All entries should be output exactly as they stand.

■ Entries supplied
════════════════
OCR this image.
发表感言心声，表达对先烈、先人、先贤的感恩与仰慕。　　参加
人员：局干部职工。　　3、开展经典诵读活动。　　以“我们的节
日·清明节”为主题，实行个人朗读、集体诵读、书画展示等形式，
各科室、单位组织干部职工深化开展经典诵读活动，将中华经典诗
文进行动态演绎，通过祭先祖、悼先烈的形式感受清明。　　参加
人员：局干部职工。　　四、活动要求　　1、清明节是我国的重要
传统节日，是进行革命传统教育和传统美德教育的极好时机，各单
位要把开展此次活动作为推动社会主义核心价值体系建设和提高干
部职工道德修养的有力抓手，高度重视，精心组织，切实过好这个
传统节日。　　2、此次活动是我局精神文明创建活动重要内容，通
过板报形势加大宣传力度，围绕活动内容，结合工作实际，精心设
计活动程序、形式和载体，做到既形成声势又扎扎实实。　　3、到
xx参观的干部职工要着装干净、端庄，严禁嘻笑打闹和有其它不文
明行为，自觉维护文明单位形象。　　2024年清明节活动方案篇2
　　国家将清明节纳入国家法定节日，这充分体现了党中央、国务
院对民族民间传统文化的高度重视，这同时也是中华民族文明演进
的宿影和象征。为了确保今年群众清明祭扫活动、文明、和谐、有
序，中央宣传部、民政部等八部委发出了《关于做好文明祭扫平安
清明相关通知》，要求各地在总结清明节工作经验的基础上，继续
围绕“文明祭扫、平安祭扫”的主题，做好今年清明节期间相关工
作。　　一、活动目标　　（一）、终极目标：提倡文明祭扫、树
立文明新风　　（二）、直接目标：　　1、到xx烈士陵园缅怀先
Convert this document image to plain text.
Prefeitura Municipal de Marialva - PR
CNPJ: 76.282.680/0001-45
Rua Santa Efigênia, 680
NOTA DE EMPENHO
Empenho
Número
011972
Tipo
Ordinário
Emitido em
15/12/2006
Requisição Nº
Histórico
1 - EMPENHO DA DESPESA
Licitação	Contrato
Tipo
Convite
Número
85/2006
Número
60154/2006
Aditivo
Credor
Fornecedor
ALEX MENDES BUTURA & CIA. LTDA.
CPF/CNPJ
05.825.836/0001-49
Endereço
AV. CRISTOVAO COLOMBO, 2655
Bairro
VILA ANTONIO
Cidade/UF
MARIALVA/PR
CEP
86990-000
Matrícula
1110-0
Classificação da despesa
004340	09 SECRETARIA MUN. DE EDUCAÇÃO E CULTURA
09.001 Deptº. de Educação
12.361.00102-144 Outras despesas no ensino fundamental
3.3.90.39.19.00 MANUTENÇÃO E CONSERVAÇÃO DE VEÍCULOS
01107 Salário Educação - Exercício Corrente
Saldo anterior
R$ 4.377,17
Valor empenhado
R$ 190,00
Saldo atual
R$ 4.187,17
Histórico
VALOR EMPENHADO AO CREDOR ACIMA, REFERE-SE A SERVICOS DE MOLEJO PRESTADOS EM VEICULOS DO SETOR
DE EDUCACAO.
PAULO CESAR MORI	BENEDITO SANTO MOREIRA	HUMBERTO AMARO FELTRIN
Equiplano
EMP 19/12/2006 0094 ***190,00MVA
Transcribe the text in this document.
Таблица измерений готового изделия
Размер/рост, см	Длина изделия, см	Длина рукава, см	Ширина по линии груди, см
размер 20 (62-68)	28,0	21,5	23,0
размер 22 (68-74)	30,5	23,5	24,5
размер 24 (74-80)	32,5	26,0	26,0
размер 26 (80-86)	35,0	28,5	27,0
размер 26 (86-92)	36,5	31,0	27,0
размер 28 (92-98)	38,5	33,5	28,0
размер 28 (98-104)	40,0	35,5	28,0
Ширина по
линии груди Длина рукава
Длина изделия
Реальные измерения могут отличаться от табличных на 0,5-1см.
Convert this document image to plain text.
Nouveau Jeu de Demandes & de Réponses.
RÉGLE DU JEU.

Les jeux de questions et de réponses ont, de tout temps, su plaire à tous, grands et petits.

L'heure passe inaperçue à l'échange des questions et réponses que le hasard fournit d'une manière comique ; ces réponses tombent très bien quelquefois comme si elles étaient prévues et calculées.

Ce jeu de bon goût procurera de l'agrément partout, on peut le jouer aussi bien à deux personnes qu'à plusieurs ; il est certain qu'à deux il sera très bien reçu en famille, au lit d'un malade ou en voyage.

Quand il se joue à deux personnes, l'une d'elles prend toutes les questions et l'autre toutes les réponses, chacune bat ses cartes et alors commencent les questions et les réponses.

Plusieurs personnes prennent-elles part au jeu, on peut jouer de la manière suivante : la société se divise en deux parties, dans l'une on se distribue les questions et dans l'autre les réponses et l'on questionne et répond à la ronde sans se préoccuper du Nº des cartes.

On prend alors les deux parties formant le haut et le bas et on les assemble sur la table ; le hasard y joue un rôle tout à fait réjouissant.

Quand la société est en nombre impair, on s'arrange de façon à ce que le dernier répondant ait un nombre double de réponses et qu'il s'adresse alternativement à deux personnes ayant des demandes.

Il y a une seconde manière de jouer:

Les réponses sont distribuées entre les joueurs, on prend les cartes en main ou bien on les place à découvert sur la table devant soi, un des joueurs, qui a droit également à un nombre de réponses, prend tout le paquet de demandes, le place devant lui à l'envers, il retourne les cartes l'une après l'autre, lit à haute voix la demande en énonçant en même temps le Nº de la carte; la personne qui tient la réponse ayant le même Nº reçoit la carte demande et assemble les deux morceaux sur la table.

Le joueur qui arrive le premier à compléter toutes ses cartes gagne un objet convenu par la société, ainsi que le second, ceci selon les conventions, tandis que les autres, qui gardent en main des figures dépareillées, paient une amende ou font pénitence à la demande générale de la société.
════════════════
■ Result
OCR this image.
发表感言心声，表达对先烈、先人、先贤的感恩与仰慕。　　参加
人员：局干部职工。　　3、开展经典诵读活动。　　以“我们的节
日·清明节”为主题，实行个人朗读、集体诵读、书画展示等形式，
各科室、单位组织干部职工深化开展经典诵读活动，将中华经典诗
文进行动态演绎，通过祭先祖、悼先烈的形式感受清明。　　参加
人员：局干部职工。　　四、活动要求　　1、清明节是我国的重要
传统节日，是进行革命传统教育和传统美德教育的极好时机，各单
位要把开展此次活动作为推动社会主义核心价值体系建设和提高干
部职工道德修养的有力抓手，高度重视，精心组织，切实过好这个
传统节日。　　2、此次活动是我局精神文明创建活动重要内容，通
过板报形势加大宣传力度，围绕活动内容，结合工作实际，精心设
计活动程序、形式和载体，做到既形成声势又扎扎实实。　　3、到
xx参观的干部职工要着装干净、端庄，严禁嘻笑打闹和有其它不文
明行为，自觉维护文明单位形象。　　2024年清明节活动方案篇2
　　国家将清明节纳入国家法定节日，这充分体现了党中央、国务
院对民族民间传统文化的高度重视，这同时也是中华民族文明演进
的宿影和象征。为了确保今年群众清明祭扫活动、文明、和谐、有
序，中央宣传部、民政部等八部委发出了《关于做好文明祭扫平安
清明相关通知》，要求各地在总结清明节工作经验的基础上，继续
围绕“文明祭扫、平安祭扫”的主题，做好今年清明节期间相关工
作。　　一、活动目标　　（一）、终极目标：提倡文明祭扫、树
立文明新风　　（二）、直接目标：　　1、到xx烈士陵园缅怀先
Convert this document image to plain text.
Prefeitura Municipal de Marialva - PR
CNPJ: 76.282.680/0001-45
Rua Santa Efigênia, 680
NOTA DE EMPENHO
Empenho
Número
011972
Tipo
Ordinário
Emitido em
15/12/2006
Requisição Nº
Histórico
1 - EMPENHO DA DESPESA
Licitação	Contrato
Tipo
Convite
Número
85/2006
Número
60154/2006
Aditivo
Credor
Fornecedor
ALEX MENDES BUTURA & CIA. LTDA.
CPF/CNPJ
05.825.836/0001-49
Endereço
AV. CRISTOVAO COLOMBO, 2655
Bairro
VILA ANTONIO
Cidade/UF
MARIALVA/PR
CEP
86990-000
Matrícula
1110-0
Classificação da despesa
004340	09 SECRETARIA MUN. DE EDUCAÇÃO E CULTURA
09.001 Deptº. de Educação
12.361.00102-144 Outras despesas no ensino fundamental
3.3.90.39.19.00 MANUTENÇÃO E CONSERVAÇÃO DE VEÍCULOS
01107 Salário Educação - Exercício Corrente
Saldo anterior
R$ 4.377,17
Valor empenhado
R$ 190,00
Saldo atual
R$ 4.187,17
Histórico
VALOR EMPENHADO AO CREDOR ACIMA, REFERE-SE A SERVICOS DE MOLEJO PRESTADOS EM VEICULOS DO SETOR
DE EDUCACAO.
PAULO CESAR MORI	BENEDITO SANTO MOREIRA	HUMBERTO AMARO FELTRIN
Equiplano
EMP 19/12/2006 0094 ***190,00MVA
Transcribe the text in this document.
Таблица измерений готового изделия
Размер/рост, см	Длина изделия, см	Длина рукава, см	Ширина по линии груди, см
размер 20 (62-68)	28,0	21,5	23,0
размер 22 (68-74)	30,5	23,5	24,5
размер 24 (74-80)	32,5	26,0	26,0
размер 26 (80-86)	35,0	28,5	27,0
размер 26 (86-92)	36,5	31,0	27,0
размер 28 (92-98)	38,5	33,5	28,0
размер 28 (98-104)	40,0	35,5	28,0
Ширина по
линии груди Длина рукава
Длина изделия
Реальные измерения могут отличаться от табличных на 0,5-1см.
Convert this document image to plain text.
Nouveau Jeu de Demandes & de Réponses.
RÉGLE DU JEU.

Les jeux de questions et de réponses ont, de tout temps, su plaire à tous, grands et petits.

L'heure passe inaperçue à l'échange des questions et réponses que le hasard fournit d'une manière comique ; ces réponses tombent très bien quelquefois comme si elles étaient prévues et calculées.

Ce jeu de bon goût procurera de l'agrément partout, on peut le jouer aussi bien à deux personnes qu'à plusieurs ; il est certain qu'à deux il sera très bien reçu en famille, au lit d'un malade ou en voyage.

Quand il se joue à deux personnes, l'une d'elles prend toutes les questions et l'autre toutes les réponses, chacune bat ses cartes et alors commencent les questions et les réponses.

Plusieurs personnes prennent-elles part au jeu, on peut jouer de la manière suivante : la société se divise en deux parties, dans l'une on se distribue les questions et dans l'autre les réponses et l'on questionne et répond à la ronde sans se préoccuper du Nº des cartes.

On prend alors les deux parties formant le haut et le bas et on les assemble sur la table ; le hasard y joue un rôle tout à fait réjouissant.

Quand la société est en nombre impair, on s'arrange de façon à ce que le dernier répondant ait un nombre double de réponses et qu'il s'adresse alternativement à deux personnes ayant des demandes.

Il y a une seconde manière de jouer:

Les réponses sont distribuées entre les joueurs, on prend les cartes en main ou bien on les place à découvert sur la table devant soi, un des joueurs, qui a droit également à un nombre de réponses, prend tout le paquet de demandes, le place devant lui à l'envers, il retourne les cartes l'une après l'autre, lit à haute voix la demande en énonçant en même temps le Nº de la carte; la personne qui tient la réponse ayant le même Nº reçoit la carte demande et assemble les deux morceaux sur la table.

Le joueur qui arrive le premier à compléter toutes ses cartes gagne un objet convenu par la société, ainsi que le second, ceci selon les conventions, tandis que les autres, qui gardent en main des figures dépareillées, paient une amende ou font pénitence à la demande générale de la société.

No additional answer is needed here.